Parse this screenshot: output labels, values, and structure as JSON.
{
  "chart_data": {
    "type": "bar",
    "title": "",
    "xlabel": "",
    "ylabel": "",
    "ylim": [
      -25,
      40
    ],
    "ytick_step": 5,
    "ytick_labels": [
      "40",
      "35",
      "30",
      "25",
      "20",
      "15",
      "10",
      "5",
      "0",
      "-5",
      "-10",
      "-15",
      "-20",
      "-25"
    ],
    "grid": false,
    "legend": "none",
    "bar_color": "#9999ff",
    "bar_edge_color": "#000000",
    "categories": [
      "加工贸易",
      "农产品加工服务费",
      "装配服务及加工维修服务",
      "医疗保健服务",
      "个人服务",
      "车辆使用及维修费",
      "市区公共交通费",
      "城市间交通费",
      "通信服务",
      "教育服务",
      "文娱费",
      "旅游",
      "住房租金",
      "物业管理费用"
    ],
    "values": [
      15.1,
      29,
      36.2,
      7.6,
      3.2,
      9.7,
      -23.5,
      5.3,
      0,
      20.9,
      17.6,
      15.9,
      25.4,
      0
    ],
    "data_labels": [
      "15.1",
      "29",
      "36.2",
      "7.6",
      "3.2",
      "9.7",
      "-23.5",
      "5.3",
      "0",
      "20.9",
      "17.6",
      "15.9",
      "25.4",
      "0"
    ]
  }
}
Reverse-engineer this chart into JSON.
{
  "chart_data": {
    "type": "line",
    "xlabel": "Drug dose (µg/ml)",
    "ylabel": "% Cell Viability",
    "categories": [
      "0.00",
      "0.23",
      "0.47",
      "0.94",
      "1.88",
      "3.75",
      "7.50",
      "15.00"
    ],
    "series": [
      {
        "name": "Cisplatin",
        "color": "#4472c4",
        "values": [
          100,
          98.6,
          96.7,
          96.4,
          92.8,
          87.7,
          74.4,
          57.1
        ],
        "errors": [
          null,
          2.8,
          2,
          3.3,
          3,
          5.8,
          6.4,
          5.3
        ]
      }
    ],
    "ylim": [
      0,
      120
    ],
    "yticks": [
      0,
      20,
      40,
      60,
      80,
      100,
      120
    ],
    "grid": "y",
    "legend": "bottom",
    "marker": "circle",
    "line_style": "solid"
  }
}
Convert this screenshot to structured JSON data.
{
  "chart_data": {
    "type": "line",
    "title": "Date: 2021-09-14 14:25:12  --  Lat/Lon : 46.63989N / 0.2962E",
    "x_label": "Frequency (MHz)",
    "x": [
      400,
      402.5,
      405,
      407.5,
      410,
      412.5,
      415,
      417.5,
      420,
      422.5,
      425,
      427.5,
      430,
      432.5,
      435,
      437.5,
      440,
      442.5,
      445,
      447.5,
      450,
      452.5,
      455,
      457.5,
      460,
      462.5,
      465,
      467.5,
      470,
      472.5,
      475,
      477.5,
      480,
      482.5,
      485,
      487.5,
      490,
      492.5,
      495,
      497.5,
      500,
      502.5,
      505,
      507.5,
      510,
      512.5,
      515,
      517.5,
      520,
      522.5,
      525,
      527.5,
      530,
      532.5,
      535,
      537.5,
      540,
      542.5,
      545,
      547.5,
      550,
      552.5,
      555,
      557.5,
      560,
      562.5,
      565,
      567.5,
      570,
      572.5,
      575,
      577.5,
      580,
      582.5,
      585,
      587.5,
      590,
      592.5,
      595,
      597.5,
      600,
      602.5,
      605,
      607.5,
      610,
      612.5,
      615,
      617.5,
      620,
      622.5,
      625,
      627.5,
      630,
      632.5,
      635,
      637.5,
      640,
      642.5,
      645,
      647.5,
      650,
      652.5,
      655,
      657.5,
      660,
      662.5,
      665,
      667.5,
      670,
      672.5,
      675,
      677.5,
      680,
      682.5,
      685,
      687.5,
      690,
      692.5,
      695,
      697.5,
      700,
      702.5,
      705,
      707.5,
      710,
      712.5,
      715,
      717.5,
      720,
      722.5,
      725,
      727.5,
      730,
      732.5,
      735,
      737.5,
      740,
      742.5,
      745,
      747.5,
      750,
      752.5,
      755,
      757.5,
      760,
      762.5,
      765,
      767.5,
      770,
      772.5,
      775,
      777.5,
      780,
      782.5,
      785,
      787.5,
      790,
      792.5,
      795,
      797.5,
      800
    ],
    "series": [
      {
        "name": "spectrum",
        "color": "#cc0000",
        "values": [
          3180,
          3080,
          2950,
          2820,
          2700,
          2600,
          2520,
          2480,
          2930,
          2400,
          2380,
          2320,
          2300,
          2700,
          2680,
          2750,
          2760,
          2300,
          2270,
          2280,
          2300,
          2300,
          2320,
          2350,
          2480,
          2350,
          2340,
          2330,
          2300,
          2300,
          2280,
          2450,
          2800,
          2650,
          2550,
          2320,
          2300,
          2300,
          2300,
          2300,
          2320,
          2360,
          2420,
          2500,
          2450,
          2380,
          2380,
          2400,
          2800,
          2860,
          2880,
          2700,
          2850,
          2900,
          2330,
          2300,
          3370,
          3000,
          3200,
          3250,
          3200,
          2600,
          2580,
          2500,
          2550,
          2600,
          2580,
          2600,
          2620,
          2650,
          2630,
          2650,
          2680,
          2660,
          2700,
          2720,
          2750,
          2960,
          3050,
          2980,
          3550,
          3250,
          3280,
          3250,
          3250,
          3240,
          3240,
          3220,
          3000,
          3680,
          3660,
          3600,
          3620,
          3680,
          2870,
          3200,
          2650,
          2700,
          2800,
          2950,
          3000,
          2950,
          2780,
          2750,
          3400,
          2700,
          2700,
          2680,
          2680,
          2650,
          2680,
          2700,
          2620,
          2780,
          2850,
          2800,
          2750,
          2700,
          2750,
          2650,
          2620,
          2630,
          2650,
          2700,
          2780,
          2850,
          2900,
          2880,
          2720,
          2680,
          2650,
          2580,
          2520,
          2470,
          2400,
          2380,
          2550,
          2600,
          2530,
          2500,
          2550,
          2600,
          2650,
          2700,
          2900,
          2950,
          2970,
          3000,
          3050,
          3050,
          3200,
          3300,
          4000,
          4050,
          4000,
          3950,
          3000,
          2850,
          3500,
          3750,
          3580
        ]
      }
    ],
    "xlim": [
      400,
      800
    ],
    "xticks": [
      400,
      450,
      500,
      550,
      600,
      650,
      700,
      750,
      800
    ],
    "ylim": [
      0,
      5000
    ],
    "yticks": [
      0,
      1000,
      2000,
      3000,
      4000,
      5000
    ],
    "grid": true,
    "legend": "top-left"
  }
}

_SET PROBLEM_: Copy out the whole listing, exactly as written.

_WRITTEN RESPONSE_:
Parse this screenshot: output labels, values, and structure as JSON.
{
  "chart_data": {
    "type": "bar",
    "title": "",
    "xlabel": "",
    "ylabel": "",
    "ylim": [
      -25,
      40
    ],
    "ytick_step": 5,
    "ytick_labels": [
      "40",
      "35",
      "30",
      "25",
      "20",
      "15",
      "10",
      "5",
      "0",
      "-5",
      "-10",
      "-15",
      "-20",
      "-25"
    ],
    "grid": false,
    "legend": "none",
    "bar_color": "#9999ff",
    "bar_edge_color": "#000000",
    "categories": [
      "加工贸易",
      "农产品加工服务费",
      "装配服务及加工维修服务",
      "医疗保健服务",
      "个人服务",
      "车辆使用及维修费",
      "市区公共交通费",
      "城市间交通费",
      "通信服务",
      "教育服务",
      "文娱费",
      "旅游",
      "住房租金",
      "物业管理费用"
    ],
    "values": [
      15.1,
      29,
      36.2,
      7.6,
      3.2,
      9.7,
      -23.5,
      5.3,
      0,
      20.9,
      17.6,
      15.9,
      25.4,
      0
    ],
    "data_labels": [
      "15.1",
      "29",
      "36.2",
      "7.6",
      "3.2",
      "9.7",
      "-23.5",
      "5.3",
      "0",
      "20.9",
      "17.6",
      "15.9",
      "25.4",
      "0"
    ]
  }
}
Reverse-engineer this chart into JSON.
{
  "chart_data": {
    "type": "line",
    "xlabel": "Drug dose (µg/ml)",
    "ylabel": "% Cell Viability",
    "categories": [
      "0.00",
      "0.23",
      "0.47",
      "0.94",
      "1.88",
      "3.75",
      "7.50",
      "15.00"
    ],
    "series": [
      {
        "name": "Cisplatin",
        "color": "#4472c4",
        "values": [
          100,
          98.6,
          96.7,
          96.4,
          92.8,
          87.7,
          74.4,
          57.1
        ],
        "errors": [
          null,
          2.8,
          2,
          3.3,
          3,
          5.8,
          6.4,
          5.3
        ]
      }
    ],
    "ylim": [
      0,
      120
    ],
    "yticks": [
      0,
      20,
      40,
      60,
      80,
      100,
      120
    ],
    "grid": "y",
    "legend": "bottom",
    "marker": "circle",
    "line_style": "solid"
  }
}
Convert this screenshot to structured JSON data.
{
  "chart_data": {
    "type": "line",
    "title": "Date: 2021-09-14 14:25:12  --  Lat/Lon : 46.63989N / 0.2962E",
    "x_label": "Frequency (MHz)",
    "x": [
      400,
      402.5,
      405,
      407.5,
      410,
      412.5,
      415,
      417.5,
      420,
      422.5,
      425,
      427.5,
      430,
      432.5,
      435,
      437.5,
      440,
      442.5,
      445,
      447.5,
      450,
      452.5,
      455,
      457.5,
      460,
      462.5,
      465,
      467.5,
      470,
      472.5,
      475,
      477.5,
      480,
      482.5,
      485,
      487.5,
      490,
      492.5,
      495,
      497.5,
      500,
      502.5,
      505,
      507.5,
      510,
      512.5,
      515,
      517.5,
      520,
      522.5,
      525,
      527.5,
      530,
      532.5,
      535,
      537.5,
      540,
      542.5,
      545,
      547.5,
      550,
      552.5,
      555,
      557.5,
      560,
      562.5,
      565,
      567.5,
      570,
      572.5,
      575,
      577.5,
      580,
      582.5,
      585,
      587.5,
      590,
      592.5,
      595,
      597.5,
      600,
      602.5,
      605,
      607.5,
      610,
      612.5,
      615,
      617.5,
      620,
      622.5,
      625,
      627.5,
      630,
      632.5,
      635,
      637.5,
      640,
      642.5,
      645,
      647.5,
      650,
      652.5,
      655,
      657.5,
      660,
      662.5,
      665,
      667.5,
      670,
      672.5,
      675,
      677.5,
      680,
      682.5,
      685,
      687.5,
      690,
      692.5,
      695,
      697.5,
      700,
      702.5,
      705,
      707.5,
      710,
      712.5,
      715,
      717.5,
      720,
      722.5,
      725,
      727.5,
      730,
      732.5,
      735,
      737.5,
      740,
      742.5,
      745,
      747.5,
      750,
      752.5,
      755,
      757.5,
      760,
      762.5,
      765,
      767.5,
      770,
      772.5,
      775,
      777.5,
      780,
      782.5,
      785,
      787.5,
      790,
      792.5,
      795,
      797.5,
      800
    ],
    "series": [
      {
        "name": "spectrum",
        "color": "#cc0000",
        "values": [
          3180,
          3080,
          2950,
          2820,
          2700,
          2600,
          2520,
          2480,
          2930,
          2400,
          2380,
          2320,
          2300,
          2700,
          2680,
          2750,
          2760,
          2300,
          2270,
          2280,
          2300,
          2300,
          2320,
          2350,
          2480,
          2350,
          2340,
          2330,
          2300,
          2300,
          2280,
          2450,
          2800,
          2650,
          2550,
          2320,
          2300,
          2300,
          2300,
          2300,
          2320,
          2360,
          2420,
          2500,
          2450,
          2380,
          2380,
          2400,
          2800,
          2860,
          2880,
          2700,
          2850,
          2900,
          2330,
          2300,
          3370,
          3000,
          3200,
          3250,
          3200,
          2600,
          2580,
          2500,
          2550,
          2600,
          2580,
          2600,
          2620,
          2650,
          2630,
          2650,
          2680,
          2660,
          2700,
          2720,
          2750,
          2960,
          3050,
          2980,
          3550,
          3250,
          3280,
          3250,
          3250,
          3240,
          3240,
          3220,
          3000,
          3680,
          3660,
          3600,
          3620,
          3680,
          2870,
          3200,
          2650,
          2700,
          2800,
          2950,
          3000,
          2950,
          2780,
          2750,
          3400,
          2700,
          2700,
          2680,
          2680,
          2650,
          2680,
          2700,
          2620,
          2780,
          2850,
          2800,
          2750,
          2700,
          2750,
          2650,
          2620,
          2630,
          2650,
          2700,
          2780,
          2850,
          2900,
          2880,
          2720,
          2680,
          2650,
          2580,
          2520,
          2470,
          2400,
          2380,
          2550,
          2600,
          2530,
          2500,
          2550,
          2600,
          2650,
          2700,
          2900,
          2950,
          2970,
          3000,
          3050,
          3050,
          3200,
          3300,
          4000,
          4050,
          4000,
          3950,
          3000,
          2850,
          3500,
          3750,
          3580
        ]
      }
    ],
    "xlim": [
      400,
      800
    ],
    "xticks": [
      400,
      450,
      500,
      550,
      600,
      650,
      700,
      750,
      800
    ],
    "ylim": [
      0,
      5000
    ],
    "yticks": [
      0,
      1000,
      2000,
      3000,
      4000,
      5000
    ],
    "grid": true,
    "legend": "top-left"
  }
}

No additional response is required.